(Entries with figure data)
▼

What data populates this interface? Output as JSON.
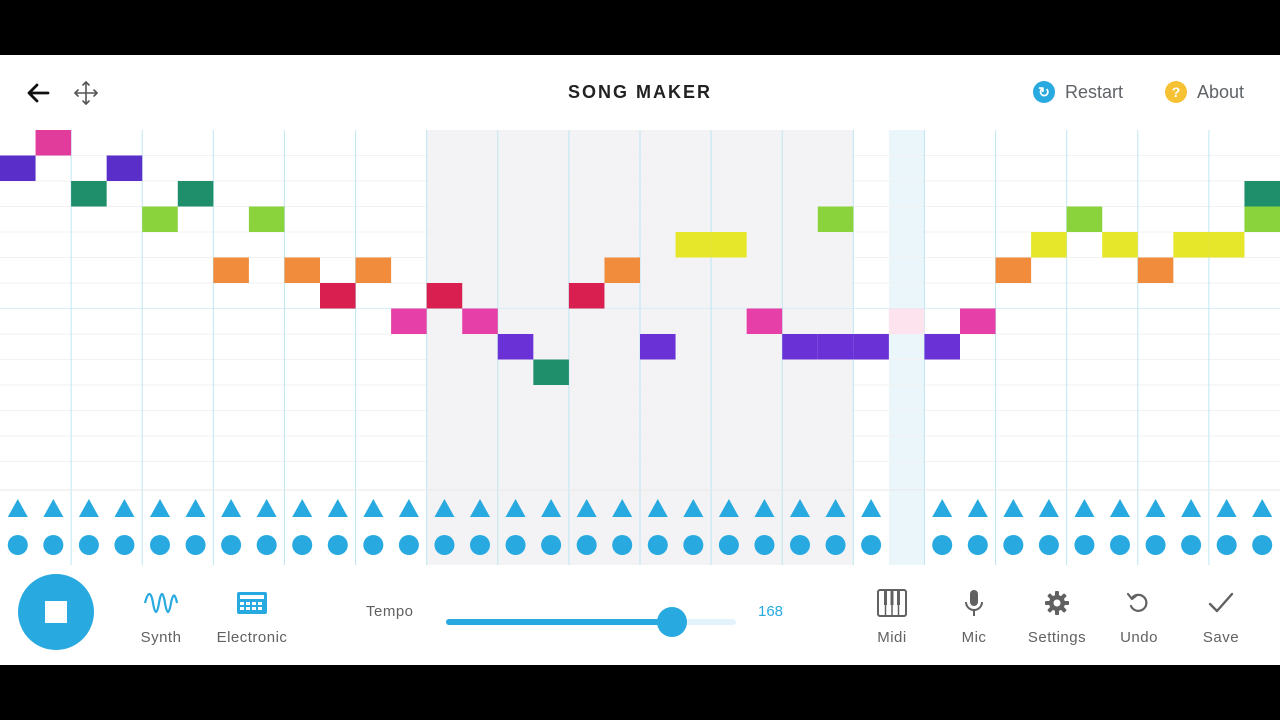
{
  "header": {
    "title": "SONG MAKER",
    "restart_label": "Restart",
    "about_label": "About",
    "restart_icon": "restart-icon",
    "about_icon": "question-icon"
  },
  "toolbar": {
    "instrument_label": "Synth",
    "percussion_label": "Electronic",
    "tempo_label": "Tempo",
    "tempo_value": "168",
    "tempo_fraction": 0.78,
    "midi_label": "Midi",
    "mic_label": "Mic",
    "settings_label": "Settings",
    "undo_label": "Undo",
    "save_label": "Save"
  },
  "colors": {
    "accent": "#28a9e0",
    "note_colors": [
      "#e13b9c",
      "#5a2fc9",
      "#1f8f6b",
      "#8bd33c",
      "#f08c3c",
      "#d81f4f",
      "#e63fa7",
      "#e6e62a",
      "#6a32d6",
      "#e84fb1"
    ]
  },
  "melody": {
    "columns": 36,
    "rows": 14,
    "playhead_column": 25,
    "notes": [
      [
        0,
        1,
        1
      ],
      [
        1,
        0,
        0
      ],
      [
        2,
        2,
        2
      ],
      [
        3,
        1,
        1
      ],
      [
        4,
        3,
        3
      ],
      [
        5,
        2,
        2
      ],
      [
        6,
        5,
        4
      ],
      [
        7,
        3,
        3
      ],
      [
        8,
        5,
        4
      ],
      [
        9,
        6,
        5
      ],
      [
        10,
        5,
        4
      ],
      [
        11,
        7,
        6
      ],
      [
        12,
        6,
        5
      ],
      [
        13,
        7,
        6
      ],
      [
        14,
        8,
        8
      ],
      [
        15,
        9,
        2
      ],
      [
        16,
        6,
        5
      ],
      [
        17,
        5,
        4
      ],
      [
        18,
        8,
        8
      ],
      [
        19,
        4,
        7
      ],
      [
        20,
        4,
        7
      ],
      [
        21,
        7,
        6
      ],
      [
        23,
        3,
        3
      ],
      [
        22,
        8,
        8
      ],
      [
        23,
        8,
        8
      ],
      [
        24,
        8,
        8
      ],
      [
        26,
        8,
        8
      ],
      [
        27,
        7,
        6
      ],
      [
        28,
        5,
        4
      ],
      [
        29,
        4,
        7
      ],
      [
        30,
        3,
        3
      ],
      [
        31,
        4,
        7
      ],
      [
        32,
        5,
        4
      ],
      [
        33,
        4,
        7
      ],
      [
        34,
        4,
        7
      ],
      [
        35,
        2,
        2
      ],
      [
        35,
        3,
        3
      ]
    ]
  },
  "rhythm": {
    "columns": 36,
    "muted_column": 25
  }
}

▲

Given exercise: Reproduce the full material exactly, excluding the pictures.

Worked solution:
What data populates this interface? Output as JSON.
{
  "header": {
    "title": "SONG MAKER",
    "restart_label": "Restart",
    "about_label": "About",
    "restart_icon": "restart-icon",
    "about_icon": "question-icon"
  },
  "toolbar": {
    "instrument_label": "Synth",
    "percussion_label": "Electronic",
    "tempo_label": "Tempo",
    "tempo_value": "168",
    "tempo_fraction": 0.78,
    "midi_label": "Midi",
    "mic_label": "Mic",
    "settings_label": "Settings",
    "undo_label": "Undo",
    "save_label": "Save"
  },
  "colors": {
    "accent": "#28a9e0",
    "note_colors": [
      "#e13b9c",
      "#5a2fc9",
      "#1f8f6b",
      "#8bd33c",
      "#f08c3c",
      "#d81f4f",
      "#e63fa7",
      "#e6e62a",
      "#6a32d6",
      "#e84fb1"
    ]
  },
  "melody": {
    "columns": 36,
    "rows": 14,
    "playhead_column": 25,
    "notes": [
      [
        0,
        1,
        1
      ],
      [
        1,
        0,
        0
      ],
      [
        2,
        2,
        2
      ],
      [
        3,
        1,
        1
      ],
      [
        4,
        3,
        3
      ],
      [
        5,
        2,
        2
      ],
      [
        6,
        5,
        4
      ],
      [
        7,
        3,
        3
      ],
      [
        8,
        5,
        4
      ],
      [
        9,
        6,
        5
      ],
      [
        10,
        5,
        4
      ],
      [
        11,
        7,
        6
      ],
      [
        12,
        6,
        5
      ],
      [
        13,
        7,
        6
      ],
      [
        14,
        8,
        8
      ],
      [
        15,
        9,
        2
      ],
      [
        16,
        6,
        5
      ],
      [
        17,
        5,
        4
      ],
      [
        18,
        8,
        8
      ],
      [
        19,
        4,
        7
      ],
      [
        20,
        4,
        7
      ],
      [
        21,
        7,
        6
      ],
      [
        23,
        3,
        3
      ],
      [
        22,
        8,
        8
      ],
      [
        23,
        8,
        8
      ],
      [
        24,
        8,
        8
      ],
      [
        26,
        8,
        8
      ],
      [
        27,
        7,
        6
      ],
      [
        28,
        5,
        4
      ],
      [
        29,
        4,
        7
      ],
      [
        30,
        3,
        3
      ],
      [
        31,
        4,
        7
      ],
      [
        32,
        5,
        4
      ],
      [
        33,
        4,
        7
      ],
      [
        34,
        4,
        7
      ],
      [
        35,
        2,
        2
      ],
      [
        35,
        3,
        3
      ]
    ]
  },
  "rhythm": {
    "columns": 36,
    "muted_column": 25
  }
}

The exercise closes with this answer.